_Work to complete_
Count the lines containing "Diamond" in the entries underneath, and state that count without anything else.
= = = =
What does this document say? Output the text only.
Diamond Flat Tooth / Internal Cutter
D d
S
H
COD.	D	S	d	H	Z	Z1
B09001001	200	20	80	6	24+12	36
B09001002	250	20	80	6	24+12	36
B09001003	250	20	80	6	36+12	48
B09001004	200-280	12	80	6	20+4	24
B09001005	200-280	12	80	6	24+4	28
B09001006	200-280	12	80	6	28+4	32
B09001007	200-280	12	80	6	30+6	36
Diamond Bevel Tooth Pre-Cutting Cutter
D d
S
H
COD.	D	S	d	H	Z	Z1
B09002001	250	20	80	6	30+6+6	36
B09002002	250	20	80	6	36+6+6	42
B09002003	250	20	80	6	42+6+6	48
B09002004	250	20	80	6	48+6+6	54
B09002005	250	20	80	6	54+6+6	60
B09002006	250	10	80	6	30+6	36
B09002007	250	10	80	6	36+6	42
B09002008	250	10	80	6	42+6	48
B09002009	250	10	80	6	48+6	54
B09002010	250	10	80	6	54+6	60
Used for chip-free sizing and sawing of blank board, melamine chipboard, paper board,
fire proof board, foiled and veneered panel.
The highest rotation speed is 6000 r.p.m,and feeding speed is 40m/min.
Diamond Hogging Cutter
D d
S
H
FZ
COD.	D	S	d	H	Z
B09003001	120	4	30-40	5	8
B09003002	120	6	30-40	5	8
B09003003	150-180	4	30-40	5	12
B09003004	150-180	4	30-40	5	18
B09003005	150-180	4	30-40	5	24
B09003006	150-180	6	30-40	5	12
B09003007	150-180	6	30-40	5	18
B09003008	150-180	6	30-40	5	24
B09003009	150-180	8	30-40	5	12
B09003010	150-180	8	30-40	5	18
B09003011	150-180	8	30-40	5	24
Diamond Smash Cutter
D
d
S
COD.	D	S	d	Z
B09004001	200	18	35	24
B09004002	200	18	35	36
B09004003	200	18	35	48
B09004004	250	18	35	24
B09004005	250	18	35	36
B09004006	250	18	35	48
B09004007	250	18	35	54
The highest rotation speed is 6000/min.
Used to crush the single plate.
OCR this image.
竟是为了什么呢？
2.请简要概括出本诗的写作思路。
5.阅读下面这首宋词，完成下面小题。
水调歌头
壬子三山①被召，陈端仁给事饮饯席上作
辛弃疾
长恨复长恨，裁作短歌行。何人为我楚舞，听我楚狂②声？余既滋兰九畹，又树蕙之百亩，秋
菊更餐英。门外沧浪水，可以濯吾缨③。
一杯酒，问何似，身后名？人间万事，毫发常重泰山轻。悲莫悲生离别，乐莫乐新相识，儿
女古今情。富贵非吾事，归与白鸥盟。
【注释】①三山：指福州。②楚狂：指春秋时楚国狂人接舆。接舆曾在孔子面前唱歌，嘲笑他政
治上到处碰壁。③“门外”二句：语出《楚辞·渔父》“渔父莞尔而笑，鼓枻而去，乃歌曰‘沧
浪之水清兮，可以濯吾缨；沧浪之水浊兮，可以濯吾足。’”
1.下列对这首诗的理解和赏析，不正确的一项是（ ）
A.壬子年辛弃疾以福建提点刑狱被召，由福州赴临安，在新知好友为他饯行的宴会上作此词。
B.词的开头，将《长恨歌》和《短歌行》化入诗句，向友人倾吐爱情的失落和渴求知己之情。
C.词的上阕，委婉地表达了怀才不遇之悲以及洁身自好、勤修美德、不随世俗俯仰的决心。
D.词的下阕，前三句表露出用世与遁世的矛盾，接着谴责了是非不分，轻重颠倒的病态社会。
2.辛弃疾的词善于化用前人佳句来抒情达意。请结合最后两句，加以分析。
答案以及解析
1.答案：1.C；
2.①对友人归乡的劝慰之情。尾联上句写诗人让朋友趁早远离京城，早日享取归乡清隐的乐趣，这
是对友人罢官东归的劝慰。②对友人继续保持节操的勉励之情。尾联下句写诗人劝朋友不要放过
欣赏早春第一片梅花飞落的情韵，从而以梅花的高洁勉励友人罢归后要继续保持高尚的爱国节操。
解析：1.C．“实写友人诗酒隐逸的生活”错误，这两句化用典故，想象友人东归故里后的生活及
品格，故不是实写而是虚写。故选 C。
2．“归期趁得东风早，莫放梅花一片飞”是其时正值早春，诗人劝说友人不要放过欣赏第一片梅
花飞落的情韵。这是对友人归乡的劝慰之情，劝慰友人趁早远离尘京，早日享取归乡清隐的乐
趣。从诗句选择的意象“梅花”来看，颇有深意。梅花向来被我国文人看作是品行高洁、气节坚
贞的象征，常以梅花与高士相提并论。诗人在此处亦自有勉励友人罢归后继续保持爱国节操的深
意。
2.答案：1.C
= = = =
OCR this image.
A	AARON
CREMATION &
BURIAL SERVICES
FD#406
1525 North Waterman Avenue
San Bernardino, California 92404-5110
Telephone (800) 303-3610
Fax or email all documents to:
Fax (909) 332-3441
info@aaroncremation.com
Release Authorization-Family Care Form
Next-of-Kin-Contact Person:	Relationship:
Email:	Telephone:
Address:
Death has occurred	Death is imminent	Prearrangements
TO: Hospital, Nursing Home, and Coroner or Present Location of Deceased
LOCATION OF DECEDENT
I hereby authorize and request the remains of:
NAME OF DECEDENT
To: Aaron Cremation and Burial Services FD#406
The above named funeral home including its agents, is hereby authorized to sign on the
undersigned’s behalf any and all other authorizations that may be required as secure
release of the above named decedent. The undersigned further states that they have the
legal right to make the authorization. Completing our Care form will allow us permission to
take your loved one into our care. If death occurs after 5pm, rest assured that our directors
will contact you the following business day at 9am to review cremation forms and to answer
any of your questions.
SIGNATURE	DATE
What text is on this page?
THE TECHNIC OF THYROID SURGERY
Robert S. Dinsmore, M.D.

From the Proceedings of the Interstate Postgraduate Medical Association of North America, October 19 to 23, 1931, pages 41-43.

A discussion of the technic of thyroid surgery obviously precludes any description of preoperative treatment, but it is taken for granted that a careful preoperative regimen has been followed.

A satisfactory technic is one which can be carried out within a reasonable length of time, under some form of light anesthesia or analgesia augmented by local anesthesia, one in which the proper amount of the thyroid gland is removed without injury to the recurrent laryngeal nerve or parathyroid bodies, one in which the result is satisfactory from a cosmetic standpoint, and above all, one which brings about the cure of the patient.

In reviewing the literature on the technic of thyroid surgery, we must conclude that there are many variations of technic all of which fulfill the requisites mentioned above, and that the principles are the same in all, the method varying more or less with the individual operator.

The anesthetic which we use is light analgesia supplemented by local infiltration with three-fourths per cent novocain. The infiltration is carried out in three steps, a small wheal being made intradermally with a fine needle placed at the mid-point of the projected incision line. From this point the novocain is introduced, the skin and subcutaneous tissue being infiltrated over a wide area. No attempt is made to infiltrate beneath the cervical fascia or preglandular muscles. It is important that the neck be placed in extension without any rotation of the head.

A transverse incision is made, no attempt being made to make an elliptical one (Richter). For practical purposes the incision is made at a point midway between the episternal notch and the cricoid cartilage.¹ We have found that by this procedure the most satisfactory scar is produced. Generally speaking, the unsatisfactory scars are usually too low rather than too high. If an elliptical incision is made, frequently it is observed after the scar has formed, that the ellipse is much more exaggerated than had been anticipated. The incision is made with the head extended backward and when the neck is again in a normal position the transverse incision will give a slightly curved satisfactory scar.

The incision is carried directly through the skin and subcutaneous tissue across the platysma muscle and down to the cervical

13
= = = =
_Response_
4